DATA ENTRIES
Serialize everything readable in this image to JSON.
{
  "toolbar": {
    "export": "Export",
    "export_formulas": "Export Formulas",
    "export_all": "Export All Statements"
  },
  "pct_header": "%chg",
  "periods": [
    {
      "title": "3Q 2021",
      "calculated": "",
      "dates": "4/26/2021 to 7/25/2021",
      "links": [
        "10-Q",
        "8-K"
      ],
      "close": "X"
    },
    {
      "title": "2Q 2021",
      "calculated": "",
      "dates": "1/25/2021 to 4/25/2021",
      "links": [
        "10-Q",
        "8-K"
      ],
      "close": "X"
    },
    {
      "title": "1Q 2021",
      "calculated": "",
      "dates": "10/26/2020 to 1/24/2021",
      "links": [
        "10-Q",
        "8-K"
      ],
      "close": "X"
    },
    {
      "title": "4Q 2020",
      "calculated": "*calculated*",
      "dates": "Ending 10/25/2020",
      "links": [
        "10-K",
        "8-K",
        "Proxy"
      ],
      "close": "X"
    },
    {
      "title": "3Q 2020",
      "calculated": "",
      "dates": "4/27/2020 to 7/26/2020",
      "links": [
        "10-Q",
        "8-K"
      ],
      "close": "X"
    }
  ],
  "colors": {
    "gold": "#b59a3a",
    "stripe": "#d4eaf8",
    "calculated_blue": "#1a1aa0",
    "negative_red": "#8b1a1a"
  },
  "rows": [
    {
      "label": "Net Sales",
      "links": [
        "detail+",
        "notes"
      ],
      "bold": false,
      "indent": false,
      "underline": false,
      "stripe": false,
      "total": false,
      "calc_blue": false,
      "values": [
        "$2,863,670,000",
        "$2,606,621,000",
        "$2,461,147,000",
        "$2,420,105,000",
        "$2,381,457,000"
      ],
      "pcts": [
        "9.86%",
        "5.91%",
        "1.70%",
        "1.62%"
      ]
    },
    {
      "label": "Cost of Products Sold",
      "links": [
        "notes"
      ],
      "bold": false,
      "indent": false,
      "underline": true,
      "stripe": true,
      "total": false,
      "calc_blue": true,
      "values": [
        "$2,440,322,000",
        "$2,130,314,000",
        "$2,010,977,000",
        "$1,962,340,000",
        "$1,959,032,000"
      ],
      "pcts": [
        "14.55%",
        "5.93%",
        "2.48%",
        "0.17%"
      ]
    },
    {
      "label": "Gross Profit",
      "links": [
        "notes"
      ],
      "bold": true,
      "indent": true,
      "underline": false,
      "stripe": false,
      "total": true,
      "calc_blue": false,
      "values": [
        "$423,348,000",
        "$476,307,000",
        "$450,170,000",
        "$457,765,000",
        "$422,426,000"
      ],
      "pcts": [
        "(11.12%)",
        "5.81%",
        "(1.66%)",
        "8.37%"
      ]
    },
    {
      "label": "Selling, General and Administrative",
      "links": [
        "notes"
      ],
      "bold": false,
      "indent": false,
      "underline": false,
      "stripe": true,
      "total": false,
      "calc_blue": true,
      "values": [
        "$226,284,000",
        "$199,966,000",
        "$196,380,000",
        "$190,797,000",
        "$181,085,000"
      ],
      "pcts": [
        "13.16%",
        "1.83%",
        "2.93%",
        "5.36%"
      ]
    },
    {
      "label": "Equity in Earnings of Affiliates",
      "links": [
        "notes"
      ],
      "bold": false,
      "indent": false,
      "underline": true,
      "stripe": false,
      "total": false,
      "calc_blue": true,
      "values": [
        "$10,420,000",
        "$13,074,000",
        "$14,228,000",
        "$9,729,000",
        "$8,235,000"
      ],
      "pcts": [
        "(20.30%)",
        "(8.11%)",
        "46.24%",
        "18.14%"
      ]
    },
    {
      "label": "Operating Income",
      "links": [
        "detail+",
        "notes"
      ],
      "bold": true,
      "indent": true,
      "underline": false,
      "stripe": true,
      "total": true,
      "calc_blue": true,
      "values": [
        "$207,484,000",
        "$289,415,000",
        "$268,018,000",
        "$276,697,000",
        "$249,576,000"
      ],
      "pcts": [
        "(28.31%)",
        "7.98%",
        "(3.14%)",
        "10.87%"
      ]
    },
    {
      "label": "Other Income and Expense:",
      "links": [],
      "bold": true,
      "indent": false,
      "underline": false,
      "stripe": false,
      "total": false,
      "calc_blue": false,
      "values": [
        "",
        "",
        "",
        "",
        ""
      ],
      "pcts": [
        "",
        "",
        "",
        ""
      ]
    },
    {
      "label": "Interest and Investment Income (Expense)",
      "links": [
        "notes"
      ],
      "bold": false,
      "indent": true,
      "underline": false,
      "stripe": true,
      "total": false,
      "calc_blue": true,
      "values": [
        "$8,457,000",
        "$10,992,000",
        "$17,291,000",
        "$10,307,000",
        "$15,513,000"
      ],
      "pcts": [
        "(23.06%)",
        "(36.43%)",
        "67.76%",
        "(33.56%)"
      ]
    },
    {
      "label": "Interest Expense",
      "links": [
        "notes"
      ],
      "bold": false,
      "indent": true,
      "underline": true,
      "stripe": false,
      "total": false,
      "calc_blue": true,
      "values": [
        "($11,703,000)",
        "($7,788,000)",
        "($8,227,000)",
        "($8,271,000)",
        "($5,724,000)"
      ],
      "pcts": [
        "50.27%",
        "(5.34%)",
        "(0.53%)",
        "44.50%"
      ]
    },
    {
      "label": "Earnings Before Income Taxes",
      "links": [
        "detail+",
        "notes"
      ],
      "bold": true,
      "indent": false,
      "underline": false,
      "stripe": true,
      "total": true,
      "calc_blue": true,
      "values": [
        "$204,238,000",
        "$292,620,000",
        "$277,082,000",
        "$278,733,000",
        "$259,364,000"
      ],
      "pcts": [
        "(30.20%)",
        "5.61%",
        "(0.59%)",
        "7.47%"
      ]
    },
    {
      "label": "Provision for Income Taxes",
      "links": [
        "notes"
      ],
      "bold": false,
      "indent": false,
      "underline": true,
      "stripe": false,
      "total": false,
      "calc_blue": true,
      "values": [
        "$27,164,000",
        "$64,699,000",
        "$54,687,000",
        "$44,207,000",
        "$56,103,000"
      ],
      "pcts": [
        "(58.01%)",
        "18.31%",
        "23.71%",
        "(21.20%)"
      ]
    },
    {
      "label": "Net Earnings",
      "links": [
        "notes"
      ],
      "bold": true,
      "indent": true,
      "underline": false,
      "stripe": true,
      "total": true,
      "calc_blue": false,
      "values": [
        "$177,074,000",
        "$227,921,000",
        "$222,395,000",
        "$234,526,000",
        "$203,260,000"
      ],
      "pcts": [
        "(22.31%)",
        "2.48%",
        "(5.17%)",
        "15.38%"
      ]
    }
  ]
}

REQUIRED TASK
Pull out every line in the data above that has the word "Income".

TASK OUTPUT
      "label": "Operating Income",
      "label": "Other Income and Expense:",
      "label": "Interest and Investment Income (Expense)",
      "label": "Earnings Before Income Taxes",
      "label": "Provision for Income Taxes",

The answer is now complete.